_REQUIRED WORK_:
Check each line of the entries below for the string "JSON" and state how many lines have it, with no other text.

_Figure contents as structured data_:

___

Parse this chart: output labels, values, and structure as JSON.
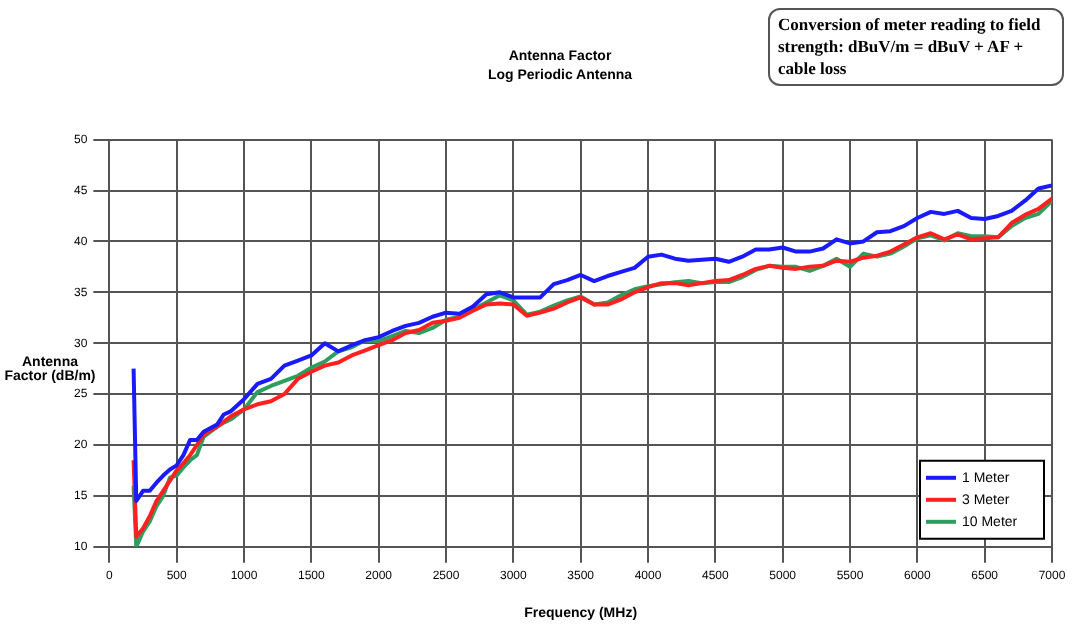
{
  "chart_data": {
    "type": "line",
    "title": "Antenna Factor",
    "subtitle": "Log Periodic Antenna",
    "xlabel": "Frequency (MHz)",
    "ylabel": "Antenna Factor (dB/m)",
    "annotations": [
      "Conversion of meter reading to field strength: dBuV/m = dBuV + AF + cable loss"
    ],
    "x": [
      180,
      200,
      250,
      300,
      350,
      400,
      450,
      500,
      550,
      600,
      650,
      700,
      800,
      850,
      900,
      1000,
      1100,
      1200,
      1300,
      1400,
      1500,
      1600,
      1700,
      1800,
      1900,
      2000,
      2100,
      2200,
      2300,
      2400,
      2500,
      2600,
      2700,
      2800,
      2900,
      3000,
      3100,
      3200,
      3300,
      3400,
      3500,
      3600,
      3700,
      3800,
      3900,
      4000,
      4100,
      4200,
      4300,
      4400,
      4500,
      4600,
      4700,
      4800,
      4900,
      5000,
      5100,
      5200,
      5300,
      5400,
      5500,
      5600,
      5700,
      5800,
      5900,
      6000,
      6100,
      6200,
      6300,
      6400,
      6500,
      6600,
      6700,
      6800,
      6900,
      7000
    ],
    "series": [
      {
        "name": "1 Meter",
        "color": "#1a1aff",
        "values": [
          27.5,
          14.5,
          15.5,
          15.5,
          16.3,
          17,
          17.6,
          18,
          19,
          20.5,
          20.5,
          21.3,
          22,
          23,
          23.3,
          24.5,
          26,
          26.5,
          27.8,
          28.3,
          28.8,
          30,
          29.2,
          29.8,
          30.3,
          30.6,
          31.2,
          31.7,
          32,
          32.6,
          33,
          32.9,
          33.6,
          34.8,
          35,
          34.5,
          34.5,
          34.5,
          35.8,
          36.2,
          36.7,
          36.1,
          36.6,
          37,
          37.4,
          38.5,
          38.7,
          38.3,
          38.1,
          38.2,
          38.3,
          38,
          38.5,
          39.2,
          39.2,
          39.4,
          39,
          39,
          39.3,
          40.2,
          39.8,
          40,
          40.9,
          41,
          41.5,
          42.3,
          42.9,
          42.7,
          43,
          42.3,
          42.2,
          42.5,
          43,
          44,
          45.2,
          45.5
        ]
      },
      {
        "name": "3 Meter",
        "color": "#ff2020",
        "values": [
          18.5,
          11,
          11.8,
          13,
          14.5,
          15.5,
          16.5,
          17.5,
          18.2,
          19,
          20,
          21,
          21.8,
          22.3,
          22.8,
          23.5,
          24,
          24.3,
          25,
          26.5,
          27.2,
          27.8,
          28.1,
          28.8,
          29.3,
          29.8,
          30.3,
          31,
          31.3,
          32,
          32.2,
          32.5,
          33.2,
          33.8,
          33.9,
          33.8,
          32.7,
          33,
          33.4,
          34,
          34.5,
          33.8,
          33.8,
          34.3,
          35,
          35.5,
          35.9,
          35.9,
          35.7,
          35.9,
          36.1,
          36.2,
          36.7,
          37.3,
          37.6,
          37.4,
          37.3,
          37.5,
          37.6,
          38.1,
          38,
          38.4,
          38.6,
          39,
          39.7,
          40.4,
          40.8,
          40.2,
          40.7,
          40.2,
          40.3,
          40.4,
          41.8,
          42.6,
          43.2,
          44.2
        ]
      },
      {
        "name": "10 Meter",
        "color": "#2e9e5e",
        "values": [
          16,
          10,
          11.5,
          12.5,
          14,
          15,
          16.8,
          17,
          17.8,
          18.5,
          19,
          20.8,
          21.8,
          22.2,
          22.5,
          23.5,
          25.2,
          25.8,
          26.3,
          26.8,
          27.6,
          28.2,
          29.2,
          29.6,
          30.3,
          30.2,
          30.7,
          31.2,
          31,
          31.5,
          32.3,
          32.6,
          33.3,
          34,
          34.7,
          34.2,
          32.8,
          33.1,
          33.7,
          34.2,
          34.6,
          33.8,
          34,
          34.7,
          35.3,
          35.6,
          35.8,
          36,
          36.1,
          35.9,
          36,
          36,
          36.5,
          37.2,
          37.6,
          37.5,
          37.5,
          37.1,
          37.6,
          38.3,
          37.5,
          38.8,
          38.5,
          38.8,
          39.5,
          40.3,
          40.6,
          40.1,
          40.8,
          40.5,
          40.5,
          40.4,
          41.5,
          42.3,
          42.7,
          44
        ]
      }
    ],
    "xlim": [
      0,
      7000
    ],
    "xticks": [
      0,
      500,
      1000,
      1500,
      2000,
      2500,
      3000,
      3500,
      4000,
      4500,
      5000,
      5500,
      6000,
      6500,
      7000
    ],
    "ylim": [
      10,
      50
    ],
    "yticks": [
      10,
      15,
      20,
      25,
      30,
      35,
      40,
      45,
      50
    ],
    "grid": true,
    "legend": "bottom right",
    "marker": "none",
    "line_style": "solid"
  }
}
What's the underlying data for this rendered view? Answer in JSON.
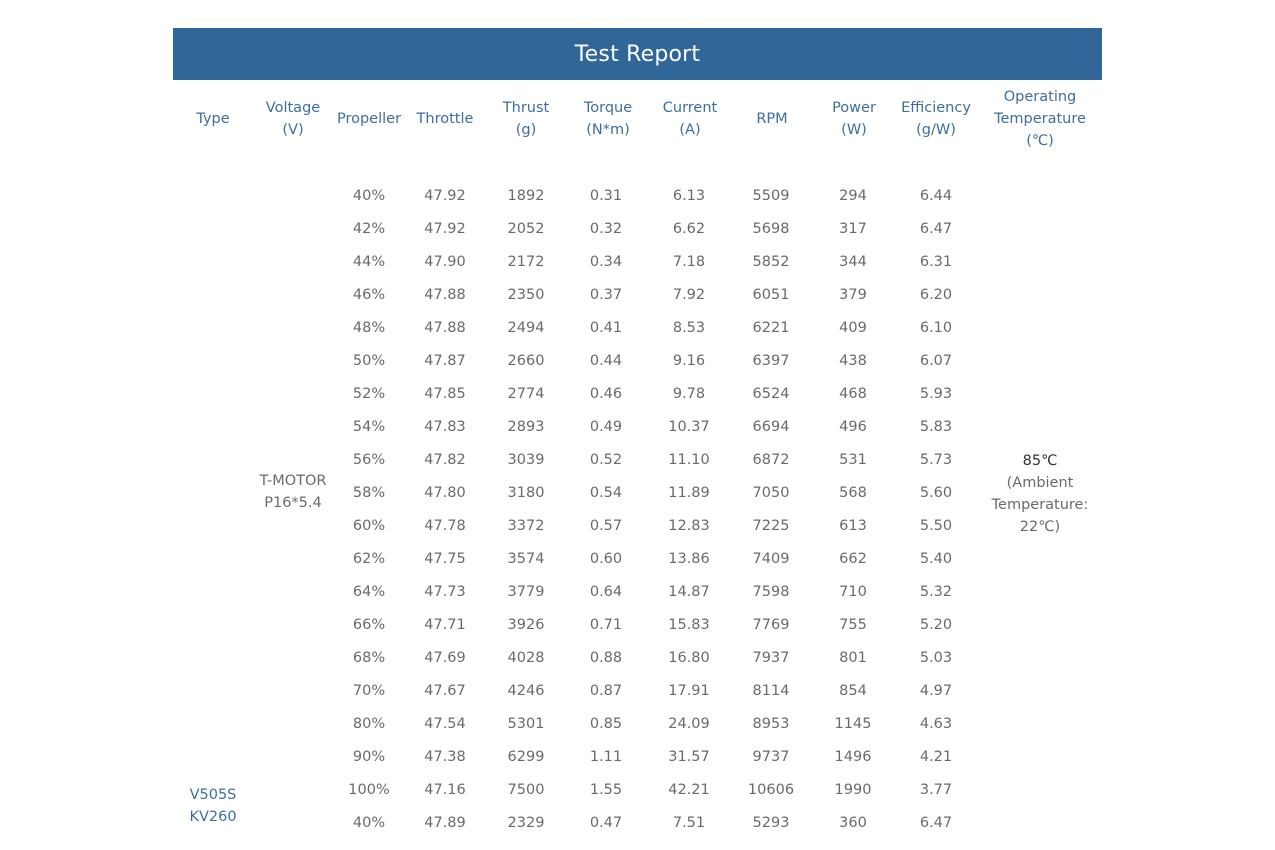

___

_REPLY_:
2